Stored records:
####
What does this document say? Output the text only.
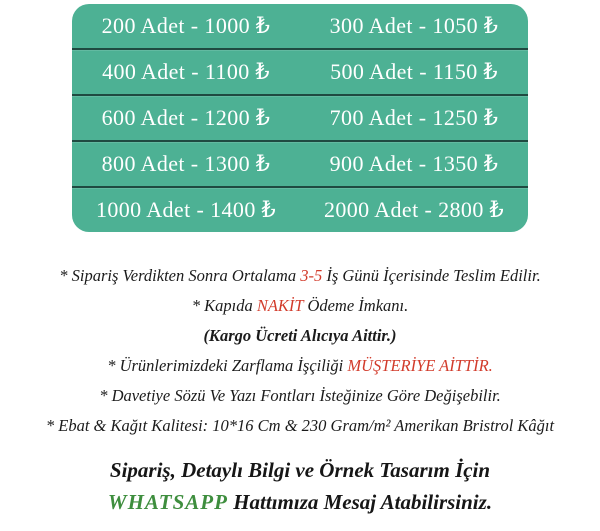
200 Adet - 1000 ₺	300 Adet - 1050 ₺
400 Adet - 1100 ₺	500 Adet - 1150 ₺
600 Adet - 1200 ₺	700 Adet - 1250 ₺
800 Adet - 1300 ₺	900 Adet - 1350 ₺
1000 Adet - 1400 ₺	2000 Adet - 2800 ₺

* Sipariş Verdikten Sonra Ortalama 3-5 İş Günü İçerisinde Teslim Edilir.

* Kapıda NAKİT Ödeme İmkanı.

(Kargo Ücreti Alıcıya Aittir.)

* Ürünlerimizdeki Zarflama İşçiliği MÜŞTERİYE AİTTİR.

* Davetiye Sözü Ve Yazı Fontları İsteğinize Göre Değişebilir.

* Ebat & Kağıt Kalitesi: 10*16 Cm & 230 Gram/m² Amerikan Bristrol Kâğıt

Sipariş, Detaylı Bilgi ve Örnek Tasarım İçin

WHATSAPP Hattımıza Mesaj Atabilirsiniz.
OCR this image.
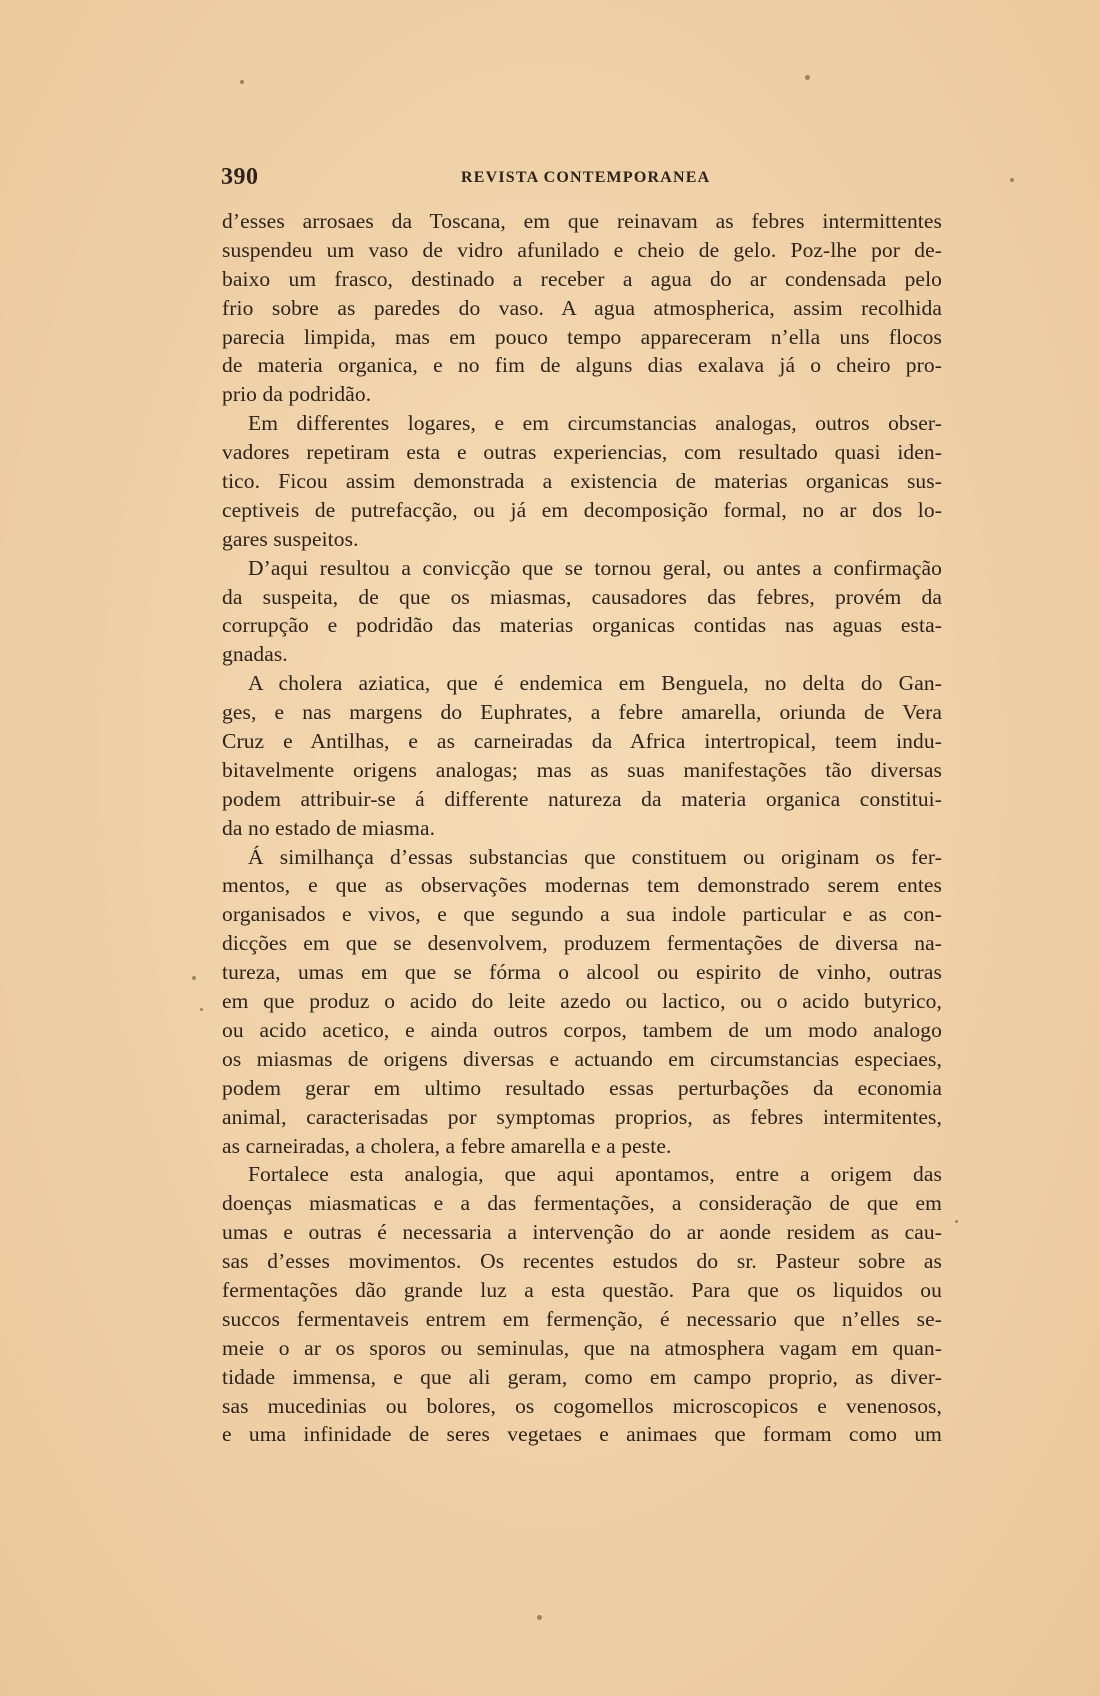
390	REVISTA CONTEMPORANEA
d’esses arrosaes da Toscana, em que reinavam as febres intermittentes
suspendeu um vaso de vidro afunilado e cheio de gelo. Poz-lhe por de-
baixo um frasco, destinado a receber a agua do ar condensada pelo
frio sobre as paredes do vaso. A agua atmospherica, assim recolhida
parecia limpida, mas em pouco tempo appareceram n’ella uns flocos
de materia organica, e no fim de alguns dias exalava já o cheiro pro-
prio da podridão.
Em differentes logares, e em circumstancias analogas, outros obser-
vadores repetiram esta e outras experiencias, com resultado quasi iden-
tico. Ficou assim demonstrada a existencia de materias organicas sus-
ceptiveis de putrefacção, ou já em decomposição formal, no ar dos lo-
gares suspeitos.
D’aqui resultou a convicção que se tornou geral, ou antes a confirmação
da suspeita, de que os miasmas, causadores das febres, provém da
corrupção e podridão das materias organicas contidas nas aguas esta-
gnadas.
A cholera aziatica, que é endemica em Benguela, no delta do Gan-
ges, e nas margens do Euphrates, a febre amarella, oriunda de Vera
Cruz e Antilhas, e as carneiradas da Africa intertropical, teem indu-
bitavelmente origens analogas; mas as suas manifestações tão diversas
podem attribuir-se á differente natureza da materia organica constitui-
da no estado de miasma.
Á similhança d’essas substancias que constituem ou originam os fer-
mentos, e que as observações modernas tem demonstrado serem entes
organisados e vivos, e que segundo a sua indole particular e as con-
dicções em que se desenvolvem, produzem fermentações de diversa na-
tureza, umas em que se fórma o alcool ou espirito de vinho, outras
em que produz o acido do leite azedo ou lactico, ou o acido butyrico,
ou acido acetico, e ainda outros corpos, tambem de um modo analogo
os miasmas de origens diversas e actuando em circumstancias especiaes,
podem gerar em ultimo resultado essas perturbações da economia
animal, caracterisadas por symptomas proprios, as febres intermitentes,
as carneiradas, a cholera, a febre amarella e a peste.
Fortalece esta analogia, que aqui apontamos, entre a origem das
doenças miasmaticas e a das fermentações, a consideração de que em
umas e outras é necessaria a intervenção do ar aonde residem as cau-
sas d’esses movimentos. Os recentes estudos do sr. Pasteur sobre as
fermentações dão grande luz a esta questão. Para que os liquidos ou
succos fermentaveis entrem em fermenção, é necessario que n’elles se-
meie o ar os sporos ou seminulas, que na atmosphera vagam em quan-
tidade immensa, e que ali geram, como em campo proprio, as diver-
sas mucedinias ou bolores, os cogomellos microscopicos e venenosos,
e uma infinidade de seres vegetaes e animaes que formam como um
####
Task statement: Repeat the full listing above exactly, with no pictures in the copy.

Written answer:
What does this document say? Output the text only.
200 Adet - 1000 ₺	300 Adet - 1050 ₺
400 Adet - 1100 ₺	500 Adet - 1150 ₺
600 Adet - 1200 ₺	700 Adet - 1250 ₺
800 Adet - 1300 ₺	900 Adet - 1350 ₺
1000 Adet - 1400 ₺	2000 Adet - 2800 ₺

* Sipariş Verdikten Sonra Ortalama 3-5 İş Günü İçerisinde Teslim Edilir.

* Kapıda NAKİT Ödeme İmkanı.

(Kargo Ücreti Alıcıya Aittir.)

* Ürünlerimizdeki Zarflama İşçiliği MÜŞTERİYE AİTTİR.

* Davetiye Sözü Ve Yazı Fontları İsteğinize Göre Değişebilir.

* Ebat & Kağıt Kalitesi: 10*16 Cm & 230 Gram/m² Amerikan Bristrol Kâğıt

Sipariş, Detaylı Bilgi ve Örnek Tasarım İçin

WHATSAPP Hattımıza Mesaj Atabilirsiniz.
OCR this image.
390	REVISTA CONTEMPORANEA
d’esses arrosaes da Toscana, em que reinavam as febres intermittentes
suspendeu um vaso de vidro afunilado e cheio de gelo. Poz-lhe por de-
baixo um frasco, destinado a receber a agua do ar condensada pelo
frio sobre as paredes do vaso. A agua atmospherica, assim recolhida
parecia limpida, mas em pouco tempo appareceram n’ella uns flocos
de materia organica, e no fim de alguns dias exalava já o cheiro pro-
prio da podridão.
Em differentes logares, e em circumstancias analogas, outros obser-
vadores repetiram esta e outras experiencias, com resultado quasi iden-
tico. Ficou assim demonstrada a existencia de materias organicas sus-
ceptiveis de putrefacção, ou já em decomposição formal, no ar dos lo-
gares suspeitos.
D’aqui resultou a convicção que se tornou geral, ou antes a confirmação
da suspeita, de que os miasmas, causadores das febres, provém da
corrupção e podridão das materias organicas contidas nas aguas esta-
gnadas.
A cholera aziatica, que é endemica em Benguela, no delta do Gan-
ges, e nas margens do Euphrates, a febre amarella, oriunda de Vera
Cruz e Antilhas, e as carneiradas da Africa intertropical, teem indu-
bitavelmente origens analogas; mas as suas manifestações tão diversas
podem attribuir-se á differente natureza da materia organica constitui-
da no estado de miasma.
Á similhança d’essas substancias que constituem ou originam os fer-
mentos, e que as observações modernas tem demonstrado serem entes
organisados e vivos, e que segundo a sua indole particular e as con-
dicções em que se desenvolvem, produzem fermentações de diversa na-
tureza, umas em que se fórma o alcool ou espirito de vinho, outras
em que produz o acido do leite azedo ou lactico, ou o acido butyrico,
ou acido acetico, e ainda outros corpos, tambem de um modo analogo
os miasmas de origens diversas e actuando em circumstancias especiaes,
podem gerar em ultimo resultado essas perturbações da economia
animal, caracterisadas por symptomas proprios, as febres intermitentes,
as carneiradas, a cholera, a febre amarella e a peste.
Fortalece esta analogia, que aqui apontamos, entre a origem das
doenças miasmaticas e a das fermentações, a consideração de que em
umas e outras é necessaria a intervenção do ar aonde residem as cau-
sas d’esses movimentos. Os recentes estudos do sr. Pasteur sobre as
fermentações dão grande luz a esta questão. Para que os liquidos ou
succos fermentaveis entrem em fermenção, é necessario que n’elles se-
meie o ar os sporos ou seminulas, que na atmosphera vagam em quan-
tidade immensa, e que ali geram, como em campo proprio, as diver-
sas mucedinias ou bolores, os cogomellos microscopicos e venenosos,
e uma infinidade de seres vegetaes e animaes que formam como um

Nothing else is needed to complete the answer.